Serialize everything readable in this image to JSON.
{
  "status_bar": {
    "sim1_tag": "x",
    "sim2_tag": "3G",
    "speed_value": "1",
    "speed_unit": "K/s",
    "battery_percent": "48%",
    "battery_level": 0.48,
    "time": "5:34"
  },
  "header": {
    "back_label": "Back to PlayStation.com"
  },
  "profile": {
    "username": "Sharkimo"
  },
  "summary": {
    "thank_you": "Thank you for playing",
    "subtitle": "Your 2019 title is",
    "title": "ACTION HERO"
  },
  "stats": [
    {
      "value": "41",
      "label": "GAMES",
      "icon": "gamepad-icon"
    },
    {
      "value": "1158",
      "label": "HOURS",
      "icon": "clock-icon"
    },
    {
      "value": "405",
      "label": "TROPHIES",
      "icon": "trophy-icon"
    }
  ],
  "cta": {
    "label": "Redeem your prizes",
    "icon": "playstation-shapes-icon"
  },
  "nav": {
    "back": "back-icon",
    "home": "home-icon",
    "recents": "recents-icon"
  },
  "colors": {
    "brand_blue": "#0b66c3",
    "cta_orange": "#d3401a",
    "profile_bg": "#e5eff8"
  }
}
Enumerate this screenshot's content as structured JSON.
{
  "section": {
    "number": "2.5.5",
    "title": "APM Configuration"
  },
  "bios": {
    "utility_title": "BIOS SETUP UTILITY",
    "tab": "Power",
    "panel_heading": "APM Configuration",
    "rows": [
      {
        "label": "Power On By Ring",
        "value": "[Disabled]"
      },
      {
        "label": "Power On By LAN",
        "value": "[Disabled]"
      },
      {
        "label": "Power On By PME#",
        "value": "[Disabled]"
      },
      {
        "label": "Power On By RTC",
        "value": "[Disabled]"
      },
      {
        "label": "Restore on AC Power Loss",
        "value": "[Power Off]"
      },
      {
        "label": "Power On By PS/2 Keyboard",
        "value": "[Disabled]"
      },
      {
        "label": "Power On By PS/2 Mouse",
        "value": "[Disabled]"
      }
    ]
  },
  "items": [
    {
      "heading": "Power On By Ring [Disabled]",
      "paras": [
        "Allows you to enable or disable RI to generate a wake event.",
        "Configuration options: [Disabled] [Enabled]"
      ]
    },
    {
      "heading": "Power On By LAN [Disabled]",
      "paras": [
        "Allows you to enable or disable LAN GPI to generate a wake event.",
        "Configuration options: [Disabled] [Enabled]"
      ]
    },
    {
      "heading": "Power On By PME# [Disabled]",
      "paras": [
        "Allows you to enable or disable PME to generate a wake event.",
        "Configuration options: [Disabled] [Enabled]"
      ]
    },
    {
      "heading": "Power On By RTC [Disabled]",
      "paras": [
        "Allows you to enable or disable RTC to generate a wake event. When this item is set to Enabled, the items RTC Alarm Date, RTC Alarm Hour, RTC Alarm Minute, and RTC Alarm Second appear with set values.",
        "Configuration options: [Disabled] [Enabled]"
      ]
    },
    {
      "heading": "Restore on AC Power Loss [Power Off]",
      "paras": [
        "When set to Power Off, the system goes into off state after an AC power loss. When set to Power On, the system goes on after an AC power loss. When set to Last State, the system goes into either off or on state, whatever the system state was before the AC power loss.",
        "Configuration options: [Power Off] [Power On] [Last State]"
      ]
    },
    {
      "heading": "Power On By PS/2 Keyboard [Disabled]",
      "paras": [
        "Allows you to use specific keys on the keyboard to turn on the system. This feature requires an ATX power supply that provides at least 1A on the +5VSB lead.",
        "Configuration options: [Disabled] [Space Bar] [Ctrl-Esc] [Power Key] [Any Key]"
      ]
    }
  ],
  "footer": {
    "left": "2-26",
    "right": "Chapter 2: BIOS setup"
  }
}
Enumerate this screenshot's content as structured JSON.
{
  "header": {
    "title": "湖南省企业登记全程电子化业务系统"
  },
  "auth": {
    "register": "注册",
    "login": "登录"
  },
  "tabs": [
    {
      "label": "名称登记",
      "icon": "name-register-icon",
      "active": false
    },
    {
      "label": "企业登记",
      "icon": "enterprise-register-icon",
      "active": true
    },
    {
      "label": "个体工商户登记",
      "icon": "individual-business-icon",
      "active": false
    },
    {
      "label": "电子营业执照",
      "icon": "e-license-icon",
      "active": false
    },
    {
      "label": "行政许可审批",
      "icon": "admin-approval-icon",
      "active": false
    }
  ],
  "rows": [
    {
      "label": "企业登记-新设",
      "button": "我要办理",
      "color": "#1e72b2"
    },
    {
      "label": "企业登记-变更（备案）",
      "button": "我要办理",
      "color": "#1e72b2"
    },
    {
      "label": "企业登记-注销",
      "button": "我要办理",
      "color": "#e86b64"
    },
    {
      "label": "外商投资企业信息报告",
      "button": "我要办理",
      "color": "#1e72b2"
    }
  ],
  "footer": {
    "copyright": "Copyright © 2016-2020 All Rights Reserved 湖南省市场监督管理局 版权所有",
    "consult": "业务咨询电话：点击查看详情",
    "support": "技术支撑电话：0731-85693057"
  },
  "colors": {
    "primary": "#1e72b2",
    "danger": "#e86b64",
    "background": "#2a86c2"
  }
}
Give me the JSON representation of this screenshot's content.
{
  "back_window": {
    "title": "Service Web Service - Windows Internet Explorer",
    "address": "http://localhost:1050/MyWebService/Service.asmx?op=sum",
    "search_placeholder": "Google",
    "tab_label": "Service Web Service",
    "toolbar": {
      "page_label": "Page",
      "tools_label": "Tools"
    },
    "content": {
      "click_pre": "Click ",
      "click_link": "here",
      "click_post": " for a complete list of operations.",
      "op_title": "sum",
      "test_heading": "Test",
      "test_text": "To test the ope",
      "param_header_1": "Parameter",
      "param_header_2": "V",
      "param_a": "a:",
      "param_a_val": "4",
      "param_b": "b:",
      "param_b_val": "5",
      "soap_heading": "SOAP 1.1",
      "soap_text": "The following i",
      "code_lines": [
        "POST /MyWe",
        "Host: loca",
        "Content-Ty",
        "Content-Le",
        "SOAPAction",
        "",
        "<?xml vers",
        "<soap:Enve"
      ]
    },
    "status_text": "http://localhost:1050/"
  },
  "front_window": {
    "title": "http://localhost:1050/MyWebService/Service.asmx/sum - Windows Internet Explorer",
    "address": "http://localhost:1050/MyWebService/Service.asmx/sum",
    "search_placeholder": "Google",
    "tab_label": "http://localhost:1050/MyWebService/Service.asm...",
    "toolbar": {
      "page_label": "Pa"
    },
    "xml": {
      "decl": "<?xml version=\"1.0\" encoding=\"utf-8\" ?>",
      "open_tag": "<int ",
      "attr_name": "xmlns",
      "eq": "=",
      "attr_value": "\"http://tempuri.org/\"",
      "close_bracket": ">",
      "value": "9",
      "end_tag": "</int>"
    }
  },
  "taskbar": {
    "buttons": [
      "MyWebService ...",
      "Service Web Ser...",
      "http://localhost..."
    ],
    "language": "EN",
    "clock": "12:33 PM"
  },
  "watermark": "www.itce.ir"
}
■ ■ ■ ■ ■
* _EXERCISE_
Write the listing out again, exactly as it reads.

* _OUTPUT BELOW_
Serialize everything readable in this image to JSON.
{
  "status_bar": {
    "sim1_tag": "x",
    "sim2_tag": "3G",
    "speed_value": "1",
    "speed_unit": "K/s",
    "battery_percent": "48%",
    "battery_level": 0.48,
    "time": "5:34"
  },
  "header": {
    "back_label": "Back to PlayStation.com"
  },
  "profile": {
    "username": "Sharkimo"
  },
  "summary": {
    "thank_you": "Thank you for playing",
    "subtitle": "Your 2019 title is",
    "title": "ACTION HERO"
  },
  "stats": [
    {
      "value": "41",
      "label": "GAMES",
      "icon": "gamepad-icon"
    },
    {
      "value": "1158",
      "label": "HOURS",
      "icon": "clock-icon"
    },
    {
      "value": "405",
      "label": "TROPHIES",
      "icon": "trophy-icon"
    }
  ],
  "cta": {
    "label": "Redeem your prizes",
    "icon": "playstation-shapes-icon"
  },
  "nav": {
    "back": "back-icon",
    "home": "home-icon",
    "recents": "recents-icon"
  },
  "colors": {
    "brand_blue": "#0b66c3",
    "cta_orange": "#d3401a",
    "profile_bg": "#e5eff8"
  }
}
Enumerate this screenshot's content as structured JSON.
{
  "section": {
    "number": "2.5.5",
    "title": "APM Configuration"
  },
  "bios": {
    "utility_title": "BIOS SETUP UTILITY",
    "tab": "Power",
    "panel_heading": "APM Configuration",
    "rows": [
      {
        "label": "Power On By Ring",
        "value": "[Disabled]"
      },
      {
        "label": "Power On By LAN",
        "value": "[Disabled]"
      },
      {
        "label": "Power On By PME#",
        "value": "[Disabled]"
      },
      {
        "label": "Power On By RTC",
        "value": "[Disabled]"
      },
      {
        "label": "Restore on AC Power Loss",
        "value": "[Power Off]"
      },
      {
        "label": "Power On By PS/2 Keyboard",
        "value": "[Disabled]"
      },
      {
        "label": "Power On By PS/2 Mouse",
        "value": "[Disabled]"
      }
    ]
  },
  "items": [
    {
      "heading": "Power On By Ring [Disabled]",
      "paras": [
        "Allows you to enable or disable RI to generate a wake event.",
        "Configuration options: [Disabled] [Enabled]"
      ]
    },
    {
      "heading": "Power On By LAN [Disabled]",
      "paras": [
        "Allows you to enable or disable LAN GPI to generate a wake event.",
        "Configuration options: [Disabled] [Enabled]"
      ]
    },
    {
      "heading": "Power On By PME# [Disabled]",
      "paras": [
        "Allows you to enable or disable PME to generate a wake event.",
        "Configuration options: [Disabled] [Enabled]"
      ]
    },
    {
      "heading": "Power On By RTC [Disabled]",
      "paras": [
        "Allows you to enable or disable RTC to generate a wake event. When this item is set to Enabled, the items RTC Alarm Date, RTC Alarm Hour, RTC Alarm Minute, and RTC Alarm Second appear with set values.",
        "Configuration options: [Disabled] [Enabled]"
      ]
    },
    {
      "heading": "Restore on AC Power Loss [Power Off]",
      "paras": [
        "When set to Power Off, the system goes into off state after an AC power loss. When set to Power On, the system goes on after an AC power loss. When set to Last State, the system goes into either off or on state, whatever the system state was before the AC power loss.",
        "Configuration options: [Power Off] [Power On] [Last State]"
      ]
    },
    {
      "heading": "Power On By PS/2 Keyboard [Disabled]",
      "paras": [
        "Allows you to use specific keys on the keyboard to turn on the system. This feature requires an ATX power supply that provides at least 1A on the +5VSB lead.",
        "Configuration options: [Disabled] [Space Bar] [Ctrl-Esc] [Power Key] [Any Key]"
      ]
    }
  ],
  "footer": {
    "left": "2-26",
    "right": "Chapter 2: BIOS setup"
  }
}
Enumerate this screenshot's content as structured JSON.
{
  "header": {
    "title": "湖南省企业登记全程电子化业务系统"
  },
  "auth": {
    "register": "注册",
    "login": "登录"
  },
  "tabs": [
    {
      "label": "名称登记",
      "icon": "name-register-icon",
      "active": false
    },
    {
      "label": "企业登记",
      "icon": "enterprise-register-icon",
      "active": true
    },
    {
      "label": "个体工商户登记",
      "icon": "individual-business-icon",
      "active": false
    },
    {
      "label": "电子营业执照",
      "icon": "e-license-icon",
      "active": false
    },
    {
      "label": "行政许可审批",
      "icon": "admin-approval-icon",
      "active": false
    }
  ],
  "rows": [
    {
      "label": "企业登记-新设",
      "button": "我要办理",
      "color": "#1e72b2"
    },
    {
      "label": "企业登记-变更（备案）",
      "button": "我要办理",
      "color": "#1e72b2"
    },
    {
      "label": "企业登记-注销",
      "button": "我要办理",
      "color": "#e86b64"
    },
    {
      "label": "外商投资企业信息报告",
      "button": "我要办理",
      "color": "#1e72b2"
    }
  ],
  "footer": {
    "copyright": "Copyright © 2016-2020 All Rights Reserved 湖南省市场监督管理局 版权所有",
    "consult": "业务咨询电话：点击查看详情",
    "support": "技术支撑电话：0731-85693057"
  },
  "colors": {
    "primary": "#1e72b2",
    "danger": "#e86b64",
    "background": "#2a86c2"
  }
}
Give me the JSON representation of this screenshot's content.
{
  "back_window": {
    "title": "Service Web Service - Windows Internet Explorer",
    "address": "http://localhost:1050/MyWebService/Service.asmx?op=sum",
    "search_placeholder": "Google",
    "tab_label": "Service Web Service",
    "toolbar": {
      "page_label": "Page",
      "tools_label": "Tools"
    },
    "content": {
      "click_pre": "Click ",
      "click_link": "here",
      "click_post": " for a complete list of operations.",
      "op_title": "sum",
      "test_heading": "Test",
      "test_text": "To test the ope",
      "param_header_1": "Parameter",
      "param_header_2": "V",
      "param_a": "a:",
      "param_a_val": "4",
      "param_b": "b:",
      "param_b_val": "5",
      "soap_heading": "SOAP 1.1",
      "soap_text": "The following i",
      "code_lines": [
        "POST /MyWe",
        "Host: loca",
        "Content-Ty",
        "Content-Le",
        "SOAPAction",
        "",
        "<?xml vers",
        "<soap:Enve"
      ]
    },
    "status_text": "http://localhost:1050/"
  },
  "front_window": {
    "title": "http://localhost:1050/MyWebService/Service.asmx/sum - Windows Internet Explorer",
    "address": "http://localhost:1050/MyWebService/Service.asmx/sum",
    "search_placeholder": "Google",
    "tab_label": "http://localhost:1050/MyWebService/Service.asm...",
    "toolbar": {
      "page_label": "Pa"
    },
    "xml": {
      "decl": "<?xml version=\"1.0\" encoding=\"utf-8\" ?>",
      "open_tag": "<int ",
      "attr_name": "xmlns",
      "eq": "=",
      "attr_value": "\"http://tempuri.org/\"",
      "close_bracket": ">",
      "value": "9",
      "end_tag": "</int>"
    }
  },
  "taskbar": {
    "buttons": [
      "MyWebService ...",
      "Service Web Ser...",
      "http://localhost..."
    ],
    "language": "EN",
    "clock": "12:33 PM"
  },
  "watermark": "www.itce.ir"
}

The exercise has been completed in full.